In the listing below, find every line with the string "direction" and pull it out.

---

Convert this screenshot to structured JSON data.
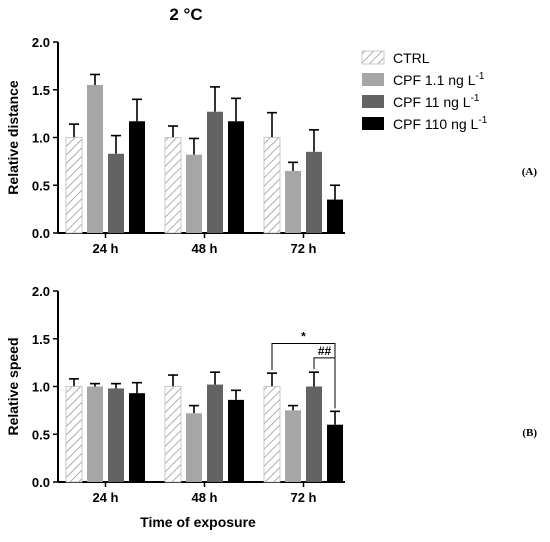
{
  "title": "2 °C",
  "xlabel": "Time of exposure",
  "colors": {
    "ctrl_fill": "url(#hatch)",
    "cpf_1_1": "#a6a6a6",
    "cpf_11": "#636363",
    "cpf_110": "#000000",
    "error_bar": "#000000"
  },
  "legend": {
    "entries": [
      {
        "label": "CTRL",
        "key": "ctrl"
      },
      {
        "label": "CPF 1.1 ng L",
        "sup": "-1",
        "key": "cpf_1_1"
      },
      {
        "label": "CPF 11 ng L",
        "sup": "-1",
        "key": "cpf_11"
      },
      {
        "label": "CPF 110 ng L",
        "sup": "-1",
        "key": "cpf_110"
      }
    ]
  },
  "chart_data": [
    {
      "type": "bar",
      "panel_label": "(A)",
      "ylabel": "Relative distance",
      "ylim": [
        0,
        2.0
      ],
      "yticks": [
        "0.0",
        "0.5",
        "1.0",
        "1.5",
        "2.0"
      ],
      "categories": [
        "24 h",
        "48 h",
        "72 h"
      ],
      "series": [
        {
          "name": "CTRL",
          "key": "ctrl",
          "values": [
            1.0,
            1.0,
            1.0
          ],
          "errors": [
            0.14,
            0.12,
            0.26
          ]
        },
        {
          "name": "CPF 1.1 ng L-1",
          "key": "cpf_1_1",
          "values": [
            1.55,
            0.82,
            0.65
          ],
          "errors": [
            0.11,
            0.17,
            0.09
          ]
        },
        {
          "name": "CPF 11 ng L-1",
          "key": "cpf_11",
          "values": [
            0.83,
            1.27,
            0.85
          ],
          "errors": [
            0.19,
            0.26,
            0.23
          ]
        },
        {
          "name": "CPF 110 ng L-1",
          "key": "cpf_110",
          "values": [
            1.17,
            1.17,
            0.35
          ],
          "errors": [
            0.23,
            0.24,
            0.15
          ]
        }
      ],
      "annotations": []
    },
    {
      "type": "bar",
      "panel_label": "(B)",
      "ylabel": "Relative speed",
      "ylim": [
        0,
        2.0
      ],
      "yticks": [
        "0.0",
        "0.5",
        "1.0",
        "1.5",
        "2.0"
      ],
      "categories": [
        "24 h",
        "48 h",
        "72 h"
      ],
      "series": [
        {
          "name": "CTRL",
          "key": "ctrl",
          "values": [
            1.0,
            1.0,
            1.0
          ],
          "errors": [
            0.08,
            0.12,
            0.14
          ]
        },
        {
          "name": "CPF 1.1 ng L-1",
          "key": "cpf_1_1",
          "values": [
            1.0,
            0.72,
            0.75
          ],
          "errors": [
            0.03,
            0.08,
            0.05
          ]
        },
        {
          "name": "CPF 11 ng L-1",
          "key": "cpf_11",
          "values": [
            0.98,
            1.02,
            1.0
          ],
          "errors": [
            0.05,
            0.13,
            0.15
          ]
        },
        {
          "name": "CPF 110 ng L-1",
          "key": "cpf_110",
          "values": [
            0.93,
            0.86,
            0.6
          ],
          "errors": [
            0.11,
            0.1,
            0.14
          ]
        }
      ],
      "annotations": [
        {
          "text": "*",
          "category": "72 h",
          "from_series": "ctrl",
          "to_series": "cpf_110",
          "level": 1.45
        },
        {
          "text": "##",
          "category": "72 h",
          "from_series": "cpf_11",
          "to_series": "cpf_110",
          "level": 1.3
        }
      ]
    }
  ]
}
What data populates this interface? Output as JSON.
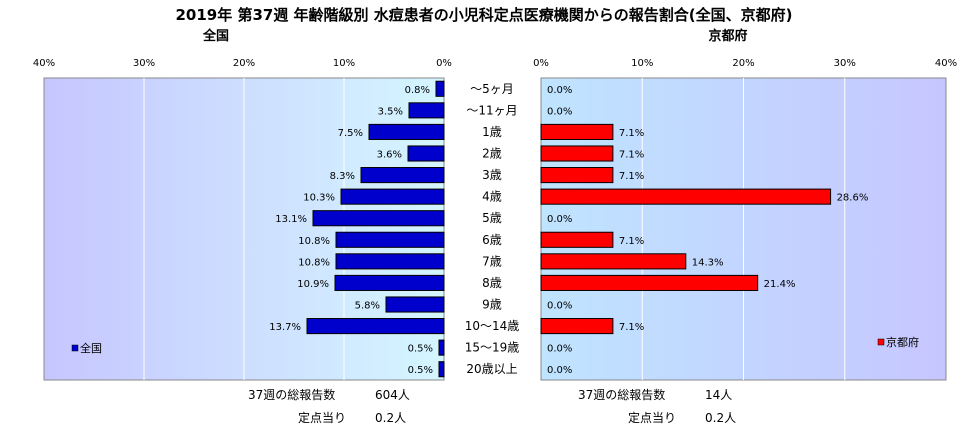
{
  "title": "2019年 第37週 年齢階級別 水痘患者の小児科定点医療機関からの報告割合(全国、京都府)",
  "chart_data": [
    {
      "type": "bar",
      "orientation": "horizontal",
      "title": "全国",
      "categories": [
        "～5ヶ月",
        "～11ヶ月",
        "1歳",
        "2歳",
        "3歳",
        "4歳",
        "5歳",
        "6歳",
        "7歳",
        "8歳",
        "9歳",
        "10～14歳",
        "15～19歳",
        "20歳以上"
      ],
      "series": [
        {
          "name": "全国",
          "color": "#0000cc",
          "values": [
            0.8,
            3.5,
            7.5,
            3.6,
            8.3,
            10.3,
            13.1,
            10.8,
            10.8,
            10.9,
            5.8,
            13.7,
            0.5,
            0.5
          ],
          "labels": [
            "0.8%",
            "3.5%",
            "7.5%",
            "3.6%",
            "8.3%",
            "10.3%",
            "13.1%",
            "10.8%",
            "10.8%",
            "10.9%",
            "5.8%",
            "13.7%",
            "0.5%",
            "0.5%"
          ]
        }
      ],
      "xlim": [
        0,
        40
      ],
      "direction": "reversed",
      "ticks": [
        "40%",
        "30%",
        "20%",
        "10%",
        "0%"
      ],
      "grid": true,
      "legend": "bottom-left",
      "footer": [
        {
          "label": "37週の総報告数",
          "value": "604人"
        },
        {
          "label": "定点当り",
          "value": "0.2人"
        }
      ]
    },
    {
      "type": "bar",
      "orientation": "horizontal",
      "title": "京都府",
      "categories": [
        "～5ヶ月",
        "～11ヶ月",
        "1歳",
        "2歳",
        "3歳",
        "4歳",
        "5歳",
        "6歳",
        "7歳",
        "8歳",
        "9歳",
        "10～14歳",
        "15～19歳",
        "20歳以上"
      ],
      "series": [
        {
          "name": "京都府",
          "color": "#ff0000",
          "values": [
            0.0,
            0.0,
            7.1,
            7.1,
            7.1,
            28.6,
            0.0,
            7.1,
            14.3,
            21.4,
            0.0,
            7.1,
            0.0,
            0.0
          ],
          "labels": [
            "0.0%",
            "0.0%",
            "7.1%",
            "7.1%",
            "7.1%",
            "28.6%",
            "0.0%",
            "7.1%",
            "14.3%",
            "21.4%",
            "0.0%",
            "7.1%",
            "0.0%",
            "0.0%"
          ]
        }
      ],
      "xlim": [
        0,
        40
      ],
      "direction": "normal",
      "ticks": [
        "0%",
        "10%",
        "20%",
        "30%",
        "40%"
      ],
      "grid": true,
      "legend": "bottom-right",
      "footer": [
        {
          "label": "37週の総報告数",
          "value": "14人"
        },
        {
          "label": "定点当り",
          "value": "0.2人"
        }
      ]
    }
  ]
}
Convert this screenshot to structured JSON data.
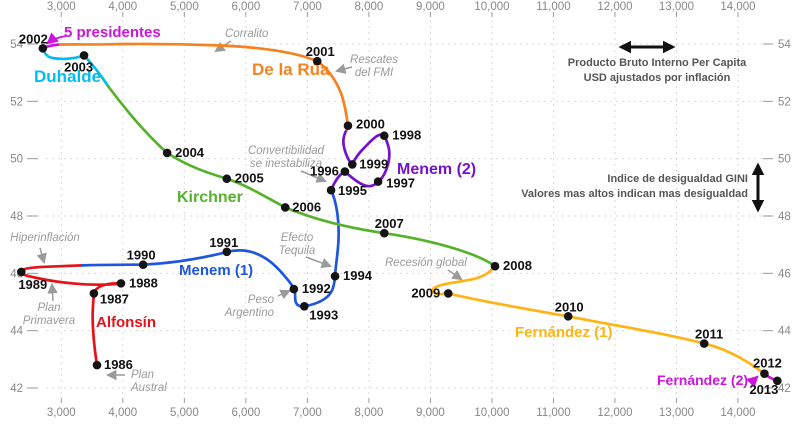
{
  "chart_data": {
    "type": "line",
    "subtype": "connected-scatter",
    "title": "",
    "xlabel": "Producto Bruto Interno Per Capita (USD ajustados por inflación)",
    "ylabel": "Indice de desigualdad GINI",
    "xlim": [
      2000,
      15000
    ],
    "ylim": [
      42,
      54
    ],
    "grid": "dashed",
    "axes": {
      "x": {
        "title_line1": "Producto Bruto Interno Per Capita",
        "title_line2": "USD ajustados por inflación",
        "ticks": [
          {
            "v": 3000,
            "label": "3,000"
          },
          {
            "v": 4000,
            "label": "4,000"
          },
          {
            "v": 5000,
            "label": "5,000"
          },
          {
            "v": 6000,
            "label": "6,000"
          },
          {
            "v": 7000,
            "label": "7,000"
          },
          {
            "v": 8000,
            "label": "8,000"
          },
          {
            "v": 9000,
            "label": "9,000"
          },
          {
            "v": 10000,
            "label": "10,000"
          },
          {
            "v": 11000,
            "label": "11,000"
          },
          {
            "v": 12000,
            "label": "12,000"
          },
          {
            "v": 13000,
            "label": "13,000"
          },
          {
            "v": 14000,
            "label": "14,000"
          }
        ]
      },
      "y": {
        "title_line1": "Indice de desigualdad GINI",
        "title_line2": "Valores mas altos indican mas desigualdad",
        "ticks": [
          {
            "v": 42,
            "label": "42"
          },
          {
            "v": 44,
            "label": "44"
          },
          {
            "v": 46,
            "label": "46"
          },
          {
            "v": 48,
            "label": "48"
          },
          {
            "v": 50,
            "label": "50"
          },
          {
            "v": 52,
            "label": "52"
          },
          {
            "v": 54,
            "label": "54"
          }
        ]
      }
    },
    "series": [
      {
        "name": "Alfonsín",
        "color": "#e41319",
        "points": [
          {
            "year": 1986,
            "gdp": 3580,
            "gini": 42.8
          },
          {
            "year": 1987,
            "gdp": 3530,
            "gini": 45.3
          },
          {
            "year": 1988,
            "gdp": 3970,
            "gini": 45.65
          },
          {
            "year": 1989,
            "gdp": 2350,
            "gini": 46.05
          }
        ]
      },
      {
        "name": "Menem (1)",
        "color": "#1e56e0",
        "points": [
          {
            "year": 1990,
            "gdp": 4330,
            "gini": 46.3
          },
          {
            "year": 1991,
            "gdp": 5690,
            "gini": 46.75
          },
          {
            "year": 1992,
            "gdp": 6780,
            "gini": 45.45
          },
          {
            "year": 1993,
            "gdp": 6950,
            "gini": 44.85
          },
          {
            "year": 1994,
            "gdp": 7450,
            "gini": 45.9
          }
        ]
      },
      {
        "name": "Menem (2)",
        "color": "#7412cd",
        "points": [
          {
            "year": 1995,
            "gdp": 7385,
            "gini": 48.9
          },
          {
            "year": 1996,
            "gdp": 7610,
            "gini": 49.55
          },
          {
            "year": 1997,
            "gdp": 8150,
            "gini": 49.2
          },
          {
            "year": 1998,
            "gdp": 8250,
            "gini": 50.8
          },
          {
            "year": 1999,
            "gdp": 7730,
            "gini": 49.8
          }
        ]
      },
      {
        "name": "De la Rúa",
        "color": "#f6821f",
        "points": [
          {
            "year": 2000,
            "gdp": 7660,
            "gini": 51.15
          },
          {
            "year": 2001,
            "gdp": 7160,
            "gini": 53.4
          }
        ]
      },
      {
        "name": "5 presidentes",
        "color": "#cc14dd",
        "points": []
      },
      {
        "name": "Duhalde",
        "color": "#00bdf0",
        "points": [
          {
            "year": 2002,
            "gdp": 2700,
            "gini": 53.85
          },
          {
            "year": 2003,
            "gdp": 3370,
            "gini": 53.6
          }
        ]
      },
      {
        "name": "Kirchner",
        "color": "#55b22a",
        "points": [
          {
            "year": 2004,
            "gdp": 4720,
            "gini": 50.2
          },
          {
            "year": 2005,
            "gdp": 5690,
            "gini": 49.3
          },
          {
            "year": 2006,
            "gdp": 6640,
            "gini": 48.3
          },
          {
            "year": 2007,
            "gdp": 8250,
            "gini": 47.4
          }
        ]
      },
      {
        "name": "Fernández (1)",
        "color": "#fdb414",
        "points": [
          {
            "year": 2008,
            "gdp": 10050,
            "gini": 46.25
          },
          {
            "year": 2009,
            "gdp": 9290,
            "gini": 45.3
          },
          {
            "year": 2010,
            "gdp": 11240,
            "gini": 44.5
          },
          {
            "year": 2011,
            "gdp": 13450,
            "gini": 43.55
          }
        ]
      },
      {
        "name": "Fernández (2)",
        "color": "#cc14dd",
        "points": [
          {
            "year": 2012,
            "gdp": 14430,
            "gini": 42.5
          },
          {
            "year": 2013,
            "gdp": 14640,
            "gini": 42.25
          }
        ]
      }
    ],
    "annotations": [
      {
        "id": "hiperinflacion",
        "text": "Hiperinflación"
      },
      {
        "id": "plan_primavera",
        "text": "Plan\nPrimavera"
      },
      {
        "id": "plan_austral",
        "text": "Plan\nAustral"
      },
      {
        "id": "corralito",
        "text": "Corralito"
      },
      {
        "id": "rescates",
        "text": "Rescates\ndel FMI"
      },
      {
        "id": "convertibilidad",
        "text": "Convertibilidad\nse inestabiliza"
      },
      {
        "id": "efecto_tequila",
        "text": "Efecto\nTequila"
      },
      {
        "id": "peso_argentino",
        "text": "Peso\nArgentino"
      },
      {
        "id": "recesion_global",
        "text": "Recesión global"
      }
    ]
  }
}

---

**Expected answer:**
      "direction": "reversed",
      "direction": "normal",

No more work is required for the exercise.